(Figure content listings)
=== Begin Enclosure ===

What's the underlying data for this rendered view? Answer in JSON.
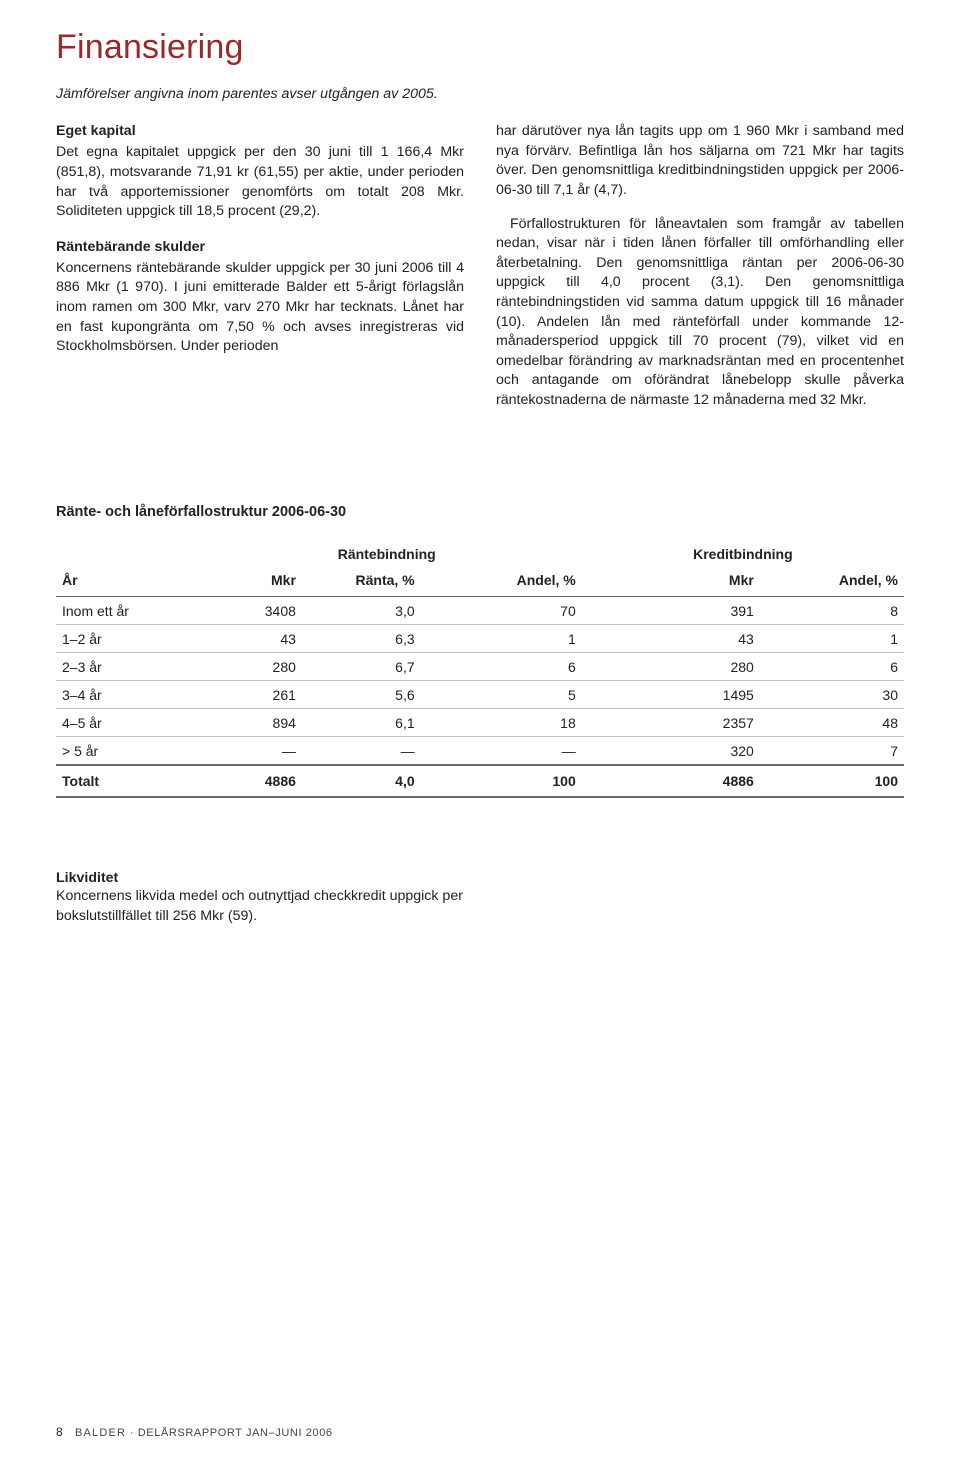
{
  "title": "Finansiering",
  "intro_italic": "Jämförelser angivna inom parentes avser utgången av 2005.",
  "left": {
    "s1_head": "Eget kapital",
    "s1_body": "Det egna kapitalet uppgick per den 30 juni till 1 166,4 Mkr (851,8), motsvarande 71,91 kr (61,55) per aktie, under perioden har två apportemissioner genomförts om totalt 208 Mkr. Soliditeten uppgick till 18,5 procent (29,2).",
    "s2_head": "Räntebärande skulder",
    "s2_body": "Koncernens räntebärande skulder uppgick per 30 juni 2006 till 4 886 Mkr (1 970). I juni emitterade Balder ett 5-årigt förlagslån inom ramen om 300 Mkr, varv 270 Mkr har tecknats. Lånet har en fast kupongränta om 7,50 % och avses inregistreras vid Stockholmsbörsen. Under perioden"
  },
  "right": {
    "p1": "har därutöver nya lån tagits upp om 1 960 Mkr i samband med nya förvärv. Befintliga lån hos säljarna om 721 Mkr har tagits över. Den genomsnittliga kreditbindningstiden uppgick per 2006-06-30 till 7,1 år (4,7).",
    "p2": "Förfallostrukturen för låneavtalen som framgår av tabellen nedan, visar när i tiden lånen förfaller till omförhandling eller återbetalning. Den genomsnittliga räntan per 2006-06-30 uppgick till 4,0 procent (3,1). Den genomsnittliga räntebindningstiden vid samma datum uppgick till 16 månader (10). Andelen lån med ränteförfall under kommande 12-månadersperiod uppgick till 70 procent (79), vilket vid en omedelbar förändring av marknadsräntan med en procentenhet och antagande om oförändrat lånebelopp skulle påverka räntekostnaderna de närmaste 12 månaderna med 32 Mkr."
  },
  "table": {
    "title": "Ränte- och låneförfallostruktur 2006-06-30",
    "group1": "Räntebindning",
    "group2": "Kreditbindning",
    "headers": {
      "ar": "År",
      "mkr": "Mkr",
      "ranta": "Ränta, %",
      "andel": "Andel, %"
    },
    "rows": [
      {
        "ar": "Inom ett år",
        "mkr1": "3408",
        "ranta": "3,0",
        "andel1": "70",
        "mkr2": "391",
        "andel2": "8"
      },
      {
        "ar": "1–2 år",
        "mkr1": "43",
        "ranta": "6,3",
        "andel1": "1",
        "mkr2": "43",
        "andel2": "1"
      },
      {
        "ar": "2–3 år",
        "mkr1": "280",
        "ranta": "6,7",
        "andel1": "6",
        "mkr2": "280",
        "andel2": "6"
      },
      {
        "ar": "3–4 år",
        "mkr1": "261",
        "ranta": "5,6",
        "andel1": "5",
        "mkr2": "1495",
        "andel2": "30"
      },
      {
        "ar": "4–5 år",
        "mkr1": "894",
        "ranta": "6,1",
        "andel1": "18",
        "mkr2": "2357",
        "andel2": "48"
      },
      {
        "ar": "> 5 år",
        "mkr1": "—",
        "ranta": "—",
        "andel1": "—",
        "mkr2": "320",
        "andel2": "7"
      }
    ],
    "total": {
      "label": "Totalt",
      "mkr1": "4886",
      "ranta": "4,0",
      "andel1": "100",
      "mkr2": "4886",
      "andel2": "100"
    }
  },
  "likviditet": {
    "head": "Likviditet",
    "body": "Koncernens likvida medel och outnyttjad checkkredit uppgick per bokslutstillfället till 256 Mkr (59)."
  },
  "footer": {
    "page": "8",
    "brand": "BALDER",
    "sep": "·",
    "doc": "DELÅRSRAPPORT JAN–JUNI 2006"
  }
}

=== End Enclosure ===

What to produce –
Search the entries above for the word "Koncernens", and copy every line where it occurs.

Solution to this problem –
    "s2_body": "Koncernens räntebärande skulder uppgick per 30 juni 2006 till 4 886 Mkr (1 970). I juni emitterade Balder ett 5-årigt förlagslån inom ramen om 300 Mkr, varv 270 Mkr har tecknats. Lånet har en fast kupongränta om 7,50 % och avses inregistreras vid Stockholmsbörsen. Under perioden"
    "body": "Koncernens likvida medel och outnyttjad checkkredit uppgick per bokslutstillfället till 256 Mkr (59)."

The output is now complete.